[RECORDS]:
————

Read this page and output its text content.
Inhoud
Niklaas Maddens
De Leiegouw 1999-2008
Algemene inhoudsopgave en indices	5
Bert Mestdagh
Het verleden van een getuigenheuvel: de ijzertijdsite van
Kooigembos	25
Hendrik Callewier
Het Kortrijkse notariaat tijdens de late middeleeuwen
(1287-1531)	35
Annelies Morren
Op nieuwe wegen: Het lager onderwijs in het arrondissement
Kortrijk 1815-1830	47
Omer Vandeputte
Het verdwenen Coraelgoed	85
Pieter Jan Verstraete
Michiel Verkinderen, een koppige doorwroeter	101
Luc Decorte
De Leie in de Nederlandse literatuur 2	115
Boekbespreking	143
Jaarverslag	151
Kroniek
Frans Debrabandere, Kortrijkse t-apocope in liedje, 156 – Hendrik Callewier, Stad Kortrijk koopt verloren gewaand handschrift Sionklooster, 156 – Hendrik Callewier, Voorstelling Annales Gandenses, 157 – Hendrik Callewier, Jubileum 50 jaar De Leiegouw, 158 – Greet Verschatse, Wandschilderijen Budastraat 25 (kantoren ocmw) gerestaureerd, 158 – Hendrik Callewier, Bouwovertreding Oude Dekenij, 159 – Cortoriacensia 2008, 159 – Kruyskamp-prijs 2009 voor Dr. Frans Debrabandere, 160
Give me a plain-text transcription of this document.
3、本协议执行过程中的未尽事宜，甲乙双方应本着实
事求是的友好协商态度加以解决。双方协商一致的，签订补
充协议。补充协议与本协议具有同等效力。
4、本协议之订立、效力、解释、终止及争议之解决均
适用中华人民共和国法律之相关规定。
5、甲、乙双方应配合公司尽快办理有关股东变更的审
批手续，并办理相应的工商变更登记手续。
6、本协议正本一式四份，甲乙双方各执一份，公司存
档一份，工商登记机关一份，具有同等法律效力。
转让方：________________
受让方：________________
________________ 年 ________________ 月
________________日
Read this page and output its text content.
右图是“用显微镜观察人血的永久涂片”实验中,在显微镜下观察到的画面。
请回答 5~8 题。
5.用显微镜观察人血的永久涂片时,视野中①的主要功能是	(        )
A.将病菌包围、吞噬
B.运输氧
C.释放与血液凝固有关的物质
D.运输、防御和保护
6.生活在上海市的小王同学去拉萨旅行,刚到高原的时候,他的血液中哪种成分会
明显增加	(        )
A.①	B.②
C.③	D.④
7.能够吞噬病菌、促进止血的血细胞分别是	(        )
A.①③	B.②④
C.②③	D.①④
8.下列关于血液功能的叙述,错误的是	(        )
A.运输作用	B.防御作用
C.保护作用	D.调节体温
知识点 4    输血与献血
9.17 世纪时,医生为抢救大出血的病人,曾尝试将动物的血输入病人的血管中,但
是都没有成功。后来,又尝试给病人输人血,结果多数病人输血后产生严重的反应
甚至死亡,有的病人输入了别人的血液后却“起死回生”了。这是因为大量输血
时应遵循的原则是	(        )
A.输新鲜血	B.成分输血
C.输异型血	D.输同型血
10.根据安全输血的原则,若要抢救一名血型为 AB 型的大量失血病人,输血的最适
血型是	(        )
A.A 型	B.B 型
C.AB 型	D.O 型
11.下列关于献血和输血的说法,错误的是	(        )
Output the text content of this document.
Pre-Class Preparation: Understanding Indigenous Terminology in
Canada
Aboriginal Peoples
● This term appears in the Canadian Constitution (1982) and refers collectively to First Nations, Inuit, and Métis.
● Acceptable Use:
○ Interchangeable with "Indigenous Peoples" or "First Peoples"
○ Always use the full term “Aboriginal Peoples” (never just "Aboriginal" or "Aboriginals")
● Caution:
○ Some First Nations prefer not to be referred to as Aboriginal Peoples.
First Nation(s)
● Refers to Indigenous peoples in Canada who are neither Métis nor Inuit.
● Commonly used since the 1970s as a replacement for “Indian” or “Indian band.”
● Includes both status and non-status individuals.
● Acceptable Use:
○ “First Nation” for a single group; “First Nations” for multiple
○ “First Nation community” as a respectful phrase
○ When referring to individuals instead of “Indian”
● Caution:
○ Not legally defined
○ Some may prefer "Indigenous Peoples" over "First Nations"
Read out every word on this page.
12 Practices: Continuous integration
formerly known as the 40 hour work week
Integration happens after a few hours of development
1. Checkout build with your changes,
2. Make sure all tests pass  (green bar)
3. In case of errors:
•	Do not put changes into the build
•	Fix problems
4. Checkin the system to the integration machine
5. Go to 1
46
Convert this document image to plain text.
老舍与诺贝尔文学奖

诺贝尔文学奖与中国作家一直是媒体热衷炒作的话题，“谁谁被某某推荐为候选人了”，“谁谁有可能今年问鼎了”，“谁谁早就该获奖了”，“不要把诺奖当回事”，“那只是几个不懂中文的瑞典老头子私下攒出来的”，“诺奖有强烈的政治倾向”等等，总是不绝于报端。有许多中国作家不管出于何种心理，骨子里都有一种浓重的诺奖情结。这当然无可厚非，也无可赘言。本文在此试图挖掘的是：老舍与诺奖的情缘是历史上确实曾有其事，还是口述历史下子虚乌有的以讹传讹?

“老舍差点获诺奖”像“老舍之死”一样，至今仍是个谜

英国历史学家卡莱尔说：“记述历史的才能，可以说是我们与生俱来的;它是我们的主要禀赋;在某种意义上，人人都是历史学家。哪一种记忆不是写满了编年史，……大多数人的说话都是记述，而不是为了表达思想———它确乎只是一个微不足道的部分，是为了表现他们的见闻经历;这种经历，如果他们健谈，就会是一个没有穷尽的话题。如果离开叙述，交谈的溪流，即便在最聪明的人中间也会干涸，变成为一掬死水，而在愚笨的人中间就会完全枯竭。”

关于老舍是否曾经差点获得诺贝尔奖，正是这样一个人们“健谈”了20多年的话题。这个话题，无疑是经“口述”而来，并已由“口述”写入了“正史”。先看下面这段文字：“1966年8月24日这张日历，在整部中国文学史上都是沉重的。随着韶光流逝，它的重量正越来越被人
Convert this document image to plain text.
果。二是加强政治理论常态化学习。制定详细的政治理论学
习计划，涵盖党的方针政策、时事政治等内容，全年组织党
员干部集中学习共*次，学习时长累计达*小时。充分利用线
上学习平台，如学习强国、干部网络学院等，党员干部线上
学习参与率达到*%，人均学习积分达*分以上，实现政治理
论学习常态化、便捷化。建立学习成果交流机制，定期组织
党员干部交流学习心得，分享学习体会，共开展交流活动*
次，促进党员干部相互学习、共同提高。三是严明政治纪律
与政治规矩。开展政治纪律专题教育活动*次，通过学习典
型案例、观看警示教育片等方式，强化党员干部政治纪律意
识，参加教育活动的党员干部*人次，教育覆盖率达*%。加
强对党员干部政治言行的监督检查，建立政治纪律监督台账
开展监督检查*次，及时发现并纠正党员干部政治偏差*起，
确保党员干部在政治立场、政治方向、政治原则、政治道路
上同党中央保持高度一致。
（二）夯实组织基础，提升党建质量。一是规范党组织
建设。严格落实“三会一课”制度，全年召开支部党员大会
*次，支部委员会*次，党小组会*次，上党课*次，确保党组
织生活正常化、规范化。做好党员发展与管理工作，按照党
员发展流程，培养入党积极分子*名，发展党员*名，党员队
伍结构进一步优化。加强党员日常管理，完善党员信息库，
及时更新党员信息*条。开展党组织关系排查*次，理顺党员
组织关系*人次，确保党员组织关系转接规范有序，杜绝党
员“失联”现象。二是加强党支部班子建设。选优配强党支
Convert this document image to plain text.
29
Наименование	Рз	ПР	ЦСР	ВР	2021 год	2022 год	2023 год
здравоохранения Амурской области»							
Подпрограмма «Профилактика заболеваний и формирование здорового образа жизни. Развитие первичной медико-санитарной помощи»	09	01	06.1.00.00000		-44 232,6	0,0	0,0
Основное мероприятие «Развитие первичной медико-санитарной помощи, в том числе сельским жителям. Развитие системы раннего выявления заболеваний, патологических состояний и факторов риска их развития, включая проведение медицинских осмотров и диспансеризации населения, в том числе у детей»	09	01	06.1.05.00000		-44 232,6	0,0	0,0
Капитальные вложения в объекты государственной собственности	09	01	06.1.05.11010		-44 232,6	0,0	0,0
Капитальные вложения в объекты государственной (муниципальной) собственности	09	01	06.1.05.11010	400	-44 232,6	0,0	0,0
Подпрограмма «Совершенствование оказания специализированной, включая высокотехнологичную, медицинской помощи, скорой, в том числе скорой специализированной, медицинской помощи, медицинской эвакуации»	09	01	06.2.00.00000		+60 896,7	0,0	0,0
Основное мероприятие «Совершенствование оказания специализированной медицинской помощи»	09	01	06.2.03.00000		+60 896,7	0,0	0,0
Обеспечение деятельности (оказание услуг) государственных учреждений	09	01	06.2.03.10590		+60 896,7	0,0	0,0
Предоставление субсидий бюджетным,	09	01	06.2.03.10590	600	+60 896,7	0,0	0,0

————

[THE PROBLEM]: Give only the number of lines in the records that contain the string "changes".

[RESPONSE]: 2